-- Data provided --
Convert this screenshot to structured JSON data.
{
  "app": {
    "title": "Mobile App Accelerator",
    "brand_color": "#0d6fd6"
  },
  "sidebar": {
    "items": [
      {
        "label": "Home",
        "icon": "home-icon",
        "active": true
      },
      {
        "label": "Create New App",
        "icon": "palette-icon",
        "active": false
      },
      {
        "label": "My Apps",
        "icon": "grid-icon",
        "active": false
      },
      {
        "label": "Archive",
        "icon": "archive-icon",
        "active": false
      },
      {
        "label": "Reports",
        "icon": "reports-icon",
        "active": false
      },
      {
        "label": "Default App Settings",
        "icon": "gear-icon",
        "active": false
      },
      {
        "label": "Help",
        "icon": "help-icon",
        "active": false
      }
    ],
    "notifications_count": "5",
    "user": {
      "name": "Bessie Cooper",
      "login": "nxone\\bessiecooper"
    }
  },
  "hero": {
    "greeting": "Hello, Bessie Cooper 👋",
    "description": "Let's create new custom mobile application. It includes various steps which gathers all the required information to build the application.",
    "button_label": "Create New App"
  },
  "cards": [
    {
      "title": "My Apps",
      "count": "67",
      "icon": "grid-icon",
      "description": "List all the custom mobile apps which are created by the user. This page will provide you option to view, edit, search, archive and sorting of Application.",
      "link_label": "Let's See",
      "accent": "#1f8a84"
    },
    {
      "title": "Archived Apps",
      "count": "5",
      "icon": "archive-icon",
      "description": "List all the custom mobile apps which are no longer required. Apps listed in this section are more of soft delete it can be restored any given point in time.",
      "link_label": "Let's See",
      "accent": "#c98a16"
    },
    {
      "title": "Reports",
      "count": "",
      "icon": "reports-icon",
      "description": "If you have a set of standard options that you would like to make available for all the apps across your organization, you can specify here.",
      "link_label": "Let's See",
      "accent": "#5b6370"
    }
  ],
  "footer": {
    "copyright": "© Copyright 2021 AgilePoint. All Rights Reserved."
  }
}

-- Your instructions --
Retype the records that precede this task, keeping them exactly the same.

-- Completed task --
Convert this screenshot to structured JSON data.
{
  "app": {
    "title": "Mobile App Accelerator",
    "brand_color": "#0d6fd6"
  },
  "sidebar": {
    "items": [
      {
        "label": "Home",
        "icon": "home-icon",
        "active": true
      },
      {
        "label": "Create New App",
        "icon": "palette-icon",
        "active": false
      },
      {
        "label": "My Apps",
        "icon": "grid-icon",
        "active": false
      },
      {
        "label": "Archive",
        "icon": "archive-icon",
        "active": false
      },
      {
        "label": "Reports",
        "icon": "reports-icon",
        "active": false
      },
      {
        "label": "Default App Settings",
        "icon": "gear-icon",
        "active": false
      },
      {
        "label": "Help",
        "icon": "help-icon",
        "active": false
      }
    ],
    "notifications_count": "5",
    "user": {
      "name": "Bessie Cooper",
      "login": "nxone\\bessiecooper"
    }
  },
  "hero": {
    "greeting": "Hello, Bessie Cooper 👋",
    "description": "Let's create new custom mobile application. It includes various steps which gathers all the required information to build the application.",
    "button_label": "Create New App"
  },
  "cards": [
    {
      "title": "My Apps",
      "count": "67",
      "icon": "grid-icon",
      "description": "List all the custom mobile apps which are created by the user. This page will provide you option to view, edit, search, archive and sorting of Application.",
      "link_label": "Let's See",
      "accent": "#1f8a84"
    },
    {
      "title": "Archived Apps",
      "count": "5",
      "icon": "archive-icon",
      "description": "List all the custom mobile apps which are no longer required. Apps listed in this section are more of soft delete it can be restored any given point in time.",
      "link_label": "Let's See",
      "accent": "#c98a16"
    },
    {
      "title": "Reports",
      "count": "",
      "icon": "reports-icon",
      "description": "If you have a set of standard options that you would like to make available for all the apps across your organization, you can specify here.",
      "link_label": "Let's See",
      "accent": "#5b6370"
    }
  ],
  "footer": {
    "copyright": "© Copyright 2021 AgilePoint. All Rights Reserved."
  }
}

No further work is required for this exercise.